Could you copy every line from the material below in which "document" appears?
------------------------------
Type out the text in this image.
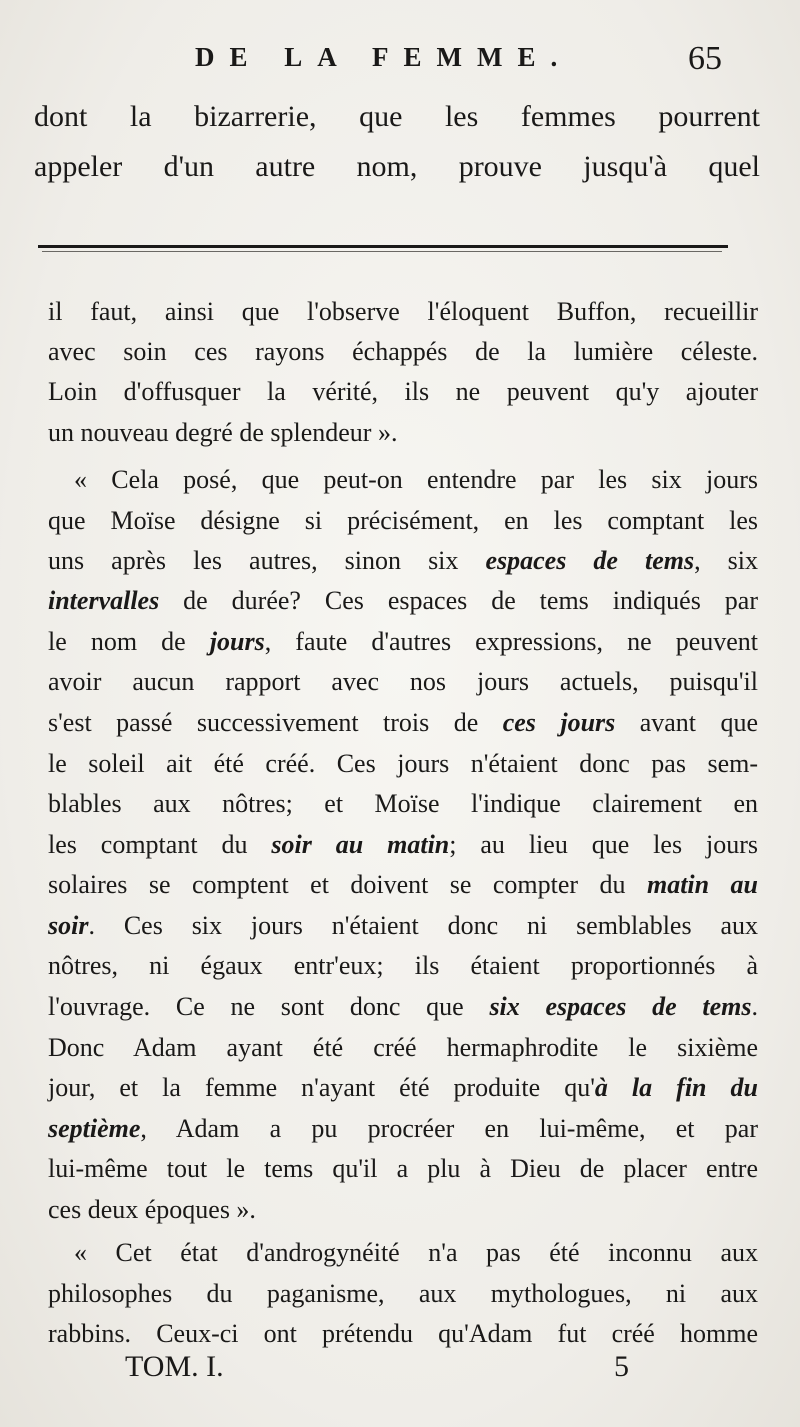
DE LA FEMME.	65
dont la bizarrerie, que les femmes pourrent
appeler d'un autre nom, prouve jusqu'à quel
il faut, ainsi que l'observe l'éloquent Buffon, recueillir
avec soin ces rayons échappés de la lumière céleste.
Loin d'offusquer la vérité, ils ne peuvent qu'y ajouter
un nouveau degré de splendeur ».
« Cela posé, que peut-on entendre par les six jours
que Moïse désigne si précisément, en les comptant les
uns après les autres, sinon six espaces de tems, six
intervalles de durée? Ces espaces de tems indiqués par
le nom de jours, faute d'autres expressions, ne peuvent
avoir aucun rapport avec nos jours actuels, puisqu'il
s'est passé successivement trois de ces jours avant que
le soleil ait été créé. Ces jours n'étaient donc pas sem-
blables aux nôtres; et Moïse l'indique clairement en
les comptant du soir au matin; au lieu que les jours
solaires se comptent et doivent se compter du matin au
soir. Ces six jours n'étaient donc ni semblables aux
nôtres, ni égaux entr'eux; ils étaient proportionnés à
l'ouvrage. Ce ne sont donc que six espaces de tems.
Donc Adam ayant été créé hermaphrodite le sixième
jour, et la femme n'ayant été produite qu'à la fin du
septième, Adam a pu procréer en lui-même, et par
lui-même tout le tems qu'il a plu à Dieu de placer entre
ces deux époques ».
« Cet état d'androgynéité n'a pas été inconnu aux
philosophes du paganisme, aux mythologues, ni aux
rabbins. Ceux-ci ont prétendu qu'Adam fut créé homme
TOM. I.	5
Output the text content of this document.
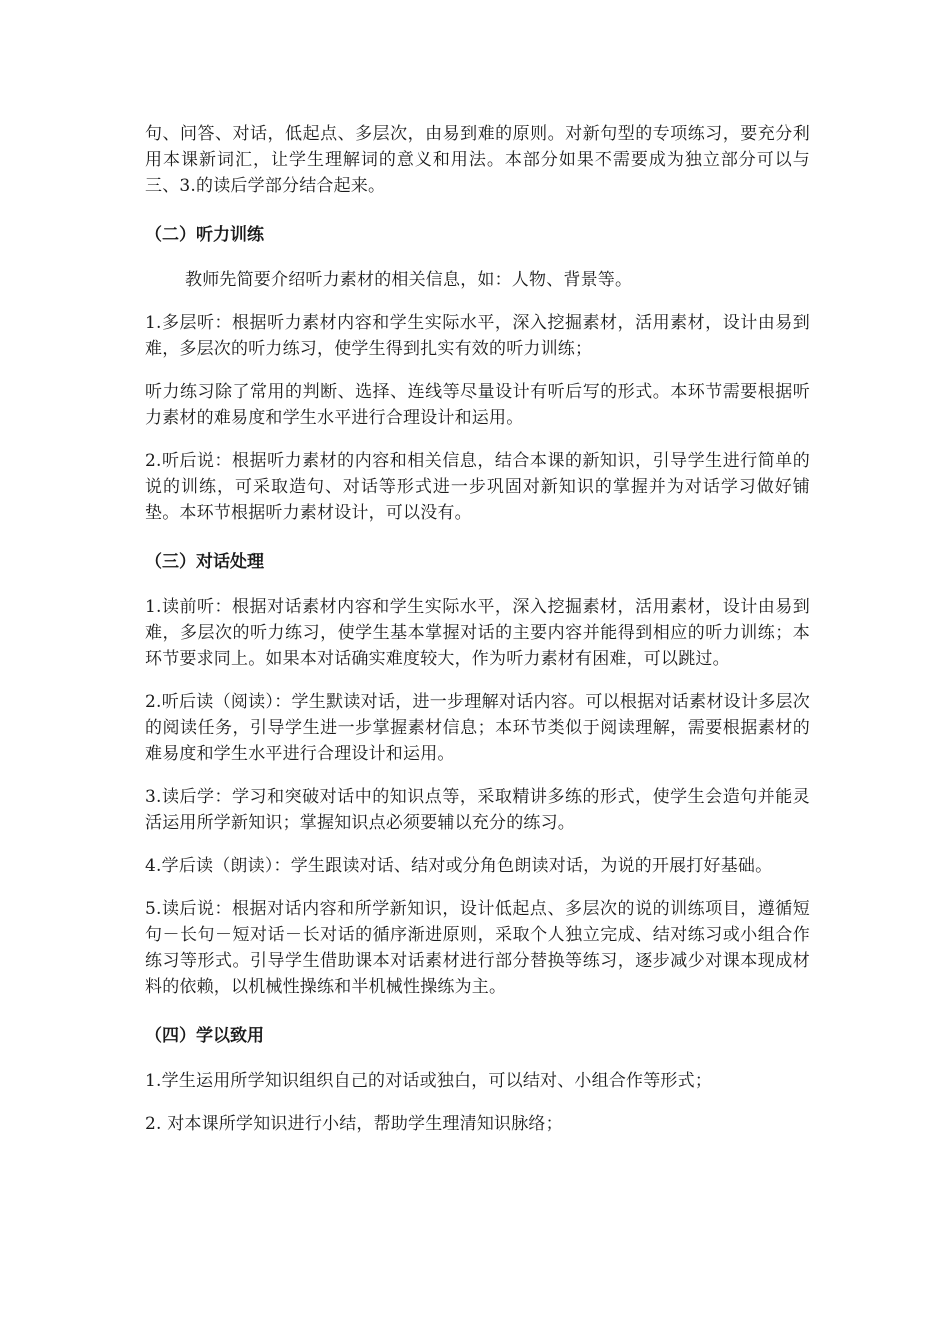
句、问答、对话，低起点、多层次，由易到难的原则。对新句型的专项练习，要充分利用本课新词汇，让学生理解词的意义和用法。本部分如果不需要成为独立部分可以与三、3.的读后学部分结合起来。

（二）听力训练

教师先简要介绍听力素材的相关信息，如：人物、背景等。

1.多层听：根据听力素材内容和学生实际水平，深入挖掘素材，活用素材，设计由易到难，多层次的听力练习，使学生得到扎实有效的听力训练；

听力练习除了常用的判断、选择、连线等尽量设计有听后写的形式。本环节需要根据听力素材的难易度和学生水平进行合理设计和运用。

2.听后说：根据听力素材的内容和相关信息，结合本课的新知识，引导学生进行简单的说的训练，可采取造句、对话等形式进一步巩固对新知识的掌握并为对话学习做好铺垫。本环节根据听力素材设计，可以没有。

（三）对话处理

1.读前听：根据对话素材内容和学生实际水平，深入挖掘素材，活用素材，设计由易到难，多层次的听力练习，使学生基本掌握对话的主要内容并能得到相应的听力训练；本环节要求同上。如果本对话确实难度较大，作为听力素材有困难，可以跳过。

2.听后读（阅读）：学生默读对话，进一步理解对话内容。可以根据对话素材设计多层次的阅读任务，引导学生进一步掌握素材信息；本环节类似于阅读理解，需要根据素材的难易度和学生水平进行合理设计和运用。

3.读后学：学习和突破对话中的知识点等，采取精讲多练的形式，使学生会造句并能灵活运用所学新知识；掌握知识点必须要辅以充分的练习。

4.学后读（朗读）：学生跟读对话、结对或分角色朗读对话，为说的开展打好基础。

5.读后说：根据对话内容和所学新知识，设计低起点、多层次的说的训练项目，遵循短句－长句－短对话－长对话的循序渐进原则，采取个人独立完成、结对练习或小组合作练习等形式。引导学生借助课本对话素材进行部分替换等练习，逐步减少对课本现成材料的依赖，以机械性操练和半机械性操练为主。

（四）学以致用

1.学生运用所学知识组织自己的对话或独白，可以结对、小组合作等形式；

2. 对本课所学知识进行小结，帮助学生理清知识脉络；
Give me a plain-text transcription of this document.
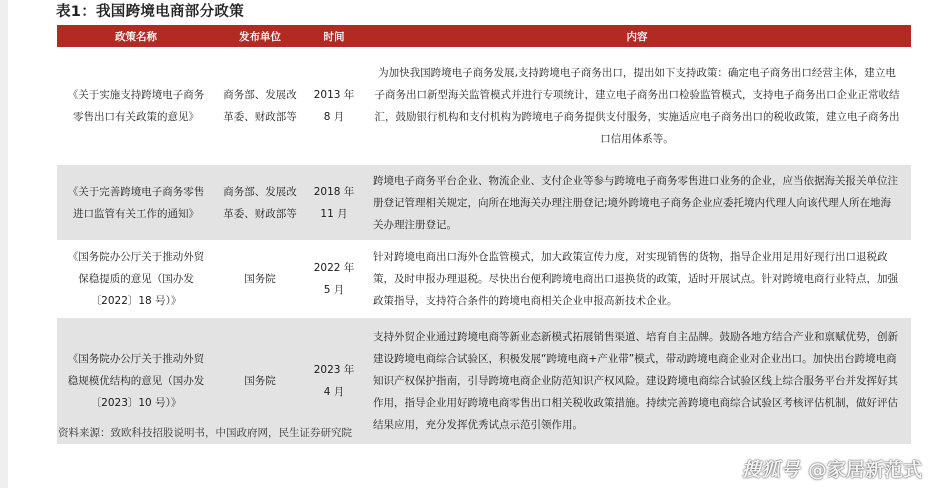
表1：我国跨境电商部分政策
政策名称	发布单位	时间	内容
《关于实施支持跨境电子商务零售出口有关政策的意见》	商务部、发展改革委、财政部等	2013 年 8 月	为加快我国跨境电子商务发展,支持跨境电子商务出口，提出如下支持政策：确定电子商务出口经营主体，建立电子商务出口新型海关监管模式并进行专项统计，建立电子商务出口检验监管模式，支持电子商务出口企业正常收结汇，鼓励银行机构和支付机构为跨境电子商务提供支付服务，实施适应电子商务出口的税收政策，建立电子商务出口信用体系等。
《关于完善跨境电子商务零售进口监管有关工作的通知》	商务部、发展改革委、财政部等	2018 年 11 月	跨境电子商务平台企业、物流企业、支付企业等参与跨境电子商务零售进口业务的企业，应当依据海关报关单位注册登记管理相关规定，向所在地海关办理注册登记;境外跨境电子商务企业应委托境内代理人向该代理人所在地海关办理注册登记。
《国务院办公厅关于推动外贸保稳提质的意见（国办发〔2022〕18 号）》	国务院	2022 年 5 月	针对跨境电商出口海外仓监管模式，加大政策宣传力度，对实现销售的货物，指导企业用足用好现行出口退税政策，及时申报办理退税。尽快出台便利跨境电商出口退换货的政策，适时开展试点。针对跨境电商行业特点，加强政策指导，支持符合条件的跨境电商相关企业申报高新技术企业。
《国务院办公厅关于推动外贸稳规模优结构的意见（国办发〔2023〕10 号）》	国务院	2023 年 4 月	支持外贸企业通过跨境电商等新业态新模式拓展销售渠道、培育自主品牌。鼓励各地方结合产业和禀赋优势，创新建设跨境电商综合试验区，积极发展“跨境电商+产业带”模式，带动跨境电商企业对企业出口。加快出台跨境电商知识产权保护指南，引导跨境电商企业防范知识产权风险。建设跨境电商综合试验区线上综合服务平台并发挥好其作用，指导企业用好跨境电商零售出口相关税收政策措施。持续完善跨境电商综合试验区考核评估机制，做好评估结果应用，充分发挥优秀试点示范引领作用。
资料来源：致欧科技招股说明书，中国政府网，民生证券研究院
搜狐号 @家居新范式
------------------------------
• **Complete response**
Output the text content of this document.
Give me a plain-text transcription of this document.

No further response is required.